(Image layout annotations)
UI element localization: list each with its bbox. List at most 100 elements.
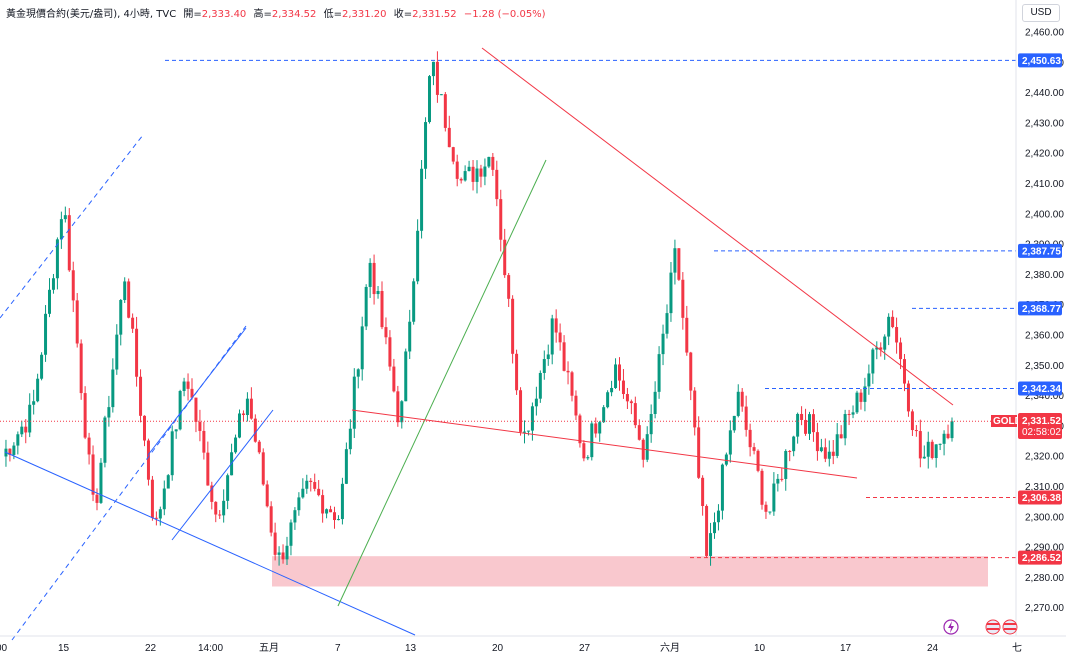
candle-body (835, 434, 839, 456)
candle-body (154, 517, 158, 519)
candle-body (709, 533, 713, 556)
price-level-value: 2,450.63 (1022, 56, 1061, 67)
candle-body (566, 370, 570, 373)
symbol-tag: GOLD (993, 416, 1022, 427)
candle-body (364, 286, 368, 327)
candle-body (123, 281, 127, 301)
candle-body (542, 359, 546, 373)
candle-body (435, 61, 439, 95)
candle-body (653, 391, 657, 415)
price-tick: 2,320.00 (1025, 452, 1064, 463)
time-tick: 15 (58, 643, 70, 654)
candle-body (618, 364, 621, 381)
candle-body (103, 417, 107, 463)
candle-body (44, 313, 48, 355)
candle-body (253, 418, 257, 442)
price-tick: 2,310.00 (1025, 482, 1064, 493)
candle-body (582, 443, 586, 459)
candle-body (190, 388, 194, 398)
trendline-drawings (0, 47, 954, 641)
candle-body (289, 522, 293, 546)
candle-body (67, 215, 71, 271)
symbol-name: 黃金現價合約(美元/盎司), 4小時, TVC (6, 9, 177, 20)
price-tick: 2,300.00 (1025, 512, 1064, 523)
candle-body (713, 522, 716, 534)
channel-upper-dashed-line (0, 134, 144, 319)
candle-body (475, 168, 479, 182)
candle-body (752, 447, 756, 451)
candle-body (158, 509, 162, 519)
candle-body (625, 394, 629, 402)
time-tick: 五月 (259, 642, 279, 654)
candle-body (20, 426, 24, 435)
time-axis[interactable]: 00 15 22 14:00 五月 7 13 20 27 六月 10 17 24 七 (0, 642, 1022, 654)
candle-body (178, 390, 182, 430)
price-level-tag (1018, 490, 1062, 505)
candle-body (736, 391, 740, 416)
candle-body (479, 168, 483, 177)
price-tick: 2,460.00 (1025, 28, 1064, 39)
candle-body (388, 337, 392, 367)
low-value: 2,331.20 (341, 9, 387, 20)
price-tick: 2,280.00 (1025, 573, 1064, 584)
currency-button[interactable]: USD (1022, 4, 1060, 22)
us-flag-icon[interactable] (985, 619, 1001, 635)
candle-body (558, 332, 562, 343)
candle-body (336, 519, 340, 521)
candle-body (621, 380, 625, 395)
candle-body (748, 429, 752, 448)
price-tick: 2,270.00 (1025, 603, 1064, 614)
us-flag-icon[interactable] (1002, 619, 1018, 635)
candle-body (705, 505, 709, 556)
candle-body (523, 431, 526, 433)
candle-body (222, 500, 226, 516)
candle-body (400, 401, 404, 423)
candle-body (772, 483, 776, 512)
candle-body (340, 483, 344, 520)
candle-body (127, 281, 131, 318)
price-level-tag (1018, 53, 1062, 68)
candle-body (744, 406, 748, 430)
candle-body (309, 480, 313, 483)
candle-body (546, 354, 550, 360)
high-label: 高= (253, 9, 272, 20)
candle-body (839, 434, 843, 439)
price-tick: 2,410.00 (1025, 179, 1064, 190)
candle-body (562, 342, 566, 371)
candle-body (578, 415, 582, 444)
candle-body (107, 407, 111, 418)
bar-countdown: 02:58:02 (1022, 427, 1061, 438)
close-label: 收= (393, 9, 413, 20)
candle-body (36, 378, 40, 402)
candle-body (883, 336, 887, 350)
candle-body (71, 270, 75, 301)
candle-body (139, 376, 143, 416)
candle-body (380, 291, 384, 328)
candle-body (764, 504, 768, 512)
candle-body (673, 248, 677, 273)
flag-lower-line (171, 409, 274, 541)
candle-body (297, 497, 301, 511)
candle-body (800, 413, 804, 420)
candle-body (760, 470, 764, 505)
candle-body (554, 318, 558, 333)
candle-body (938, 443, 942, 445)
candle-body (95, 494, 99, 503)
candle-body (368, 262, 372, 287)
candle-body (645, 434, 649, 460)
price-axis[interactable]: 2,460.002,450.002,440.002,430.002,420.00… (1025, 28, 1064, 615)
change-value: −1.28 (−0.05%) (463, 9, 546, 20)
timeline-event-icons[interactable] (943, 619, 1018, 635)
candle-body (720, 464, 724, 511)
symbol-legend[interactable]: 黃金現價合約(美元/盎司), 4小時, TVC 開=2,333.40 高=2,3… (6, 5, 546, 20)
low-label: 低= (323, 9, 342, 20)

### [PROBLEM TO SOLVE]
Rewrite every row above as a numbered list, leaving out blank lines and the pictures.

### [REPLY]
1. UI element localization: list each with its bbox. List at most 100 elements.
2. candle-body (835, 434, 839, 456)
3. candle-body (154, 517, 158, 519)
4. candle-body (709, 533, 713, 556)
5. price-level-value: 2,450.63 (1022, 56, 1061, 67)
6. candle-body (566, 370, 570, 373)
7. symbol-tag: GOLD (993, 416, 1022, 427)
8. candle-body (364, 286, 368, 327)
9. candle-body (123, 281, 127, 301)
10. candle-body (542, 359, 546, 373)
11. candle-body (435, 61, 439, 95)
12. candle-body (653, 391, 657, 415)
13. price-tick: 2,320.00 (1025, 452, 1064, 463)
14. time-tick: 15 (58, 643, 70, 654)
15. candle-body (618, 364, 621, 381)
16. candle-body (103, 417, 107, 463)
17. candle-body (44, 313, 48, 355)
18. candle-body (253, 418, 257, 442)
19. price-tick: 2,310.00 (1025, 482, 1064, 493)
20. candle-body (582, 443, 586, 459)
21. candle-body (190, 388, 194, 398)
22. trendline-drawings (0, 47, 954, 641)
23. candle-body (289, 522, 293, 546)
24. candle-body (67, 215, 71, 271)
25. symbol-name: 黃金現價合約(美元/盎司), 4小時, TVC (6, 9, 177, 20)
26. price-tick: 2,300.00 (1025, 512, 1064, 523)
27. candle-body (713, 522, 716, 534)
28. channel-upper-dashed-line (0, 134, 144, 319)
29. candle-body (475, 168, 479, 182)
30. candle-body (752, 447, 756, 451)
31. candle-body (158, 509, 162, 519)
32. candle-body (625, 394, 629, 402)
33. time-tick: 五月 (259, 642, 279, 654)
34. candle-body (20, 426, 24, 435)
35. time-axis[interactable]: 00 15 22 14:00 五月 7 13 20 27 六月 10 17 24 七 (0, 642, 1022, 654)
36. candle-body (178, 390, 182, 430)
37. price-level-tag (1018, 490, 1062, 505)
38. candle-body (736, 391, 740, 416)
39. candle-body (479, 168, 483, 177)
40. price-tick: 2,460.00 (1025, 28, 1064, 39)
41. candle-body (388, 337, 392, 367)
42. low-value: 2,331.20 (341, 9, 387, 20)
43. price-tick: 2,280.00 (1025, 573, 1064, 584)
44. currency-button[interactable]: USD (1022, 4, 1060, 22)
45. us-flag-icon[interactable] (985, 619, 1001, 635)
46. candle-body (558, 332, 562, 343)
47. candle-body (336, 519, 340, 521)
48. candle-body (621, 380, 625, 395)
49. candle-body (748, 429, 752, 448)
50. price-tick: 2,270.00 (1025, 603, 1064, 614)
51. us-flag-icon[interactable] (1002, 619, 1018, 635)
52. candle-body (705, 505, 709, 556)
53. candle-body (523, 431, 526, 433)
54. candle-body (222, 500, 226, 516)
55. candle-body (400, 401, 404, 423)
56. candle-body (772, 483, 776, 512)
57. candle-body (340, 483, 344, 520)
58. candle-body (127, 281, 131, 318)
59. price-level-tag (1018, 53, 1062, 68)
60. candle-body (744, 406, 748, 430)
61. candle-body (309, 480, 313, 483)
62. candle-body (546, 354, 550, 360)
63. high-label: 高= (253, 9, 272, 20)
64. candle-body (839, 434, 843, 439)
65. price-tick: 2,410.00 (1025, 179, 1064, 190)
66. candle-body (562, 342, 566, 371)
67. candle-body (578, 415, 582, 444)
68. candle-body (107, 407, 111, 418)
69. bar-countdown: 02:58:02 (1022, 427, 1061, 438)
70. close-label: 收= (393, 9, 413, 20)
71. candle-body (36, 378, 40, 402)
72. candle-body (883, 336, 887, 350)
73. candle-body (71, 270, 75, 301)
74. candle-body (139, 376, 143, 416)
75. candle-body (380, 291, 384, 328)
76. candle-body (764, 504, 768, 512)
77. candle-body (673, 248, 677, 273)
78. flag-lower-line (171, 409, 274, 541)
79. candle-body (297, 497, 301, 511)
80. candle-body (800, 413, 804, 420)
81. candle-body (760, 470, 764, 505)
82. candle-body (554, 318, 558, 333)
83. candle-body (938, 443, 942, 445)
84. candle-body (95, 494, 99, 503)
85. candle-body (368, 262, 372, 287)
86. candle-body (645, 434, 649, 460)
87. price-axis[interactable]: 2,460.002,450.002,440.002,430.002,420.00… (1025, 28, 1064, 615)
88. change-value: −1.28 (−0.05%) (463, 9, 546, 20)
89. timeline-event-icons[interactable] (943, 619, 1018, 635)
90. candle-body (720, 464, 724, 511)
91. symbol-legend[interactable]: 黃金現價合約(美元/盎司), 4小時, TVC 開=2,333.40 高=2,3… (6, 5, 546, 20)
92. low-label: 低= (323, 9, 342, 20)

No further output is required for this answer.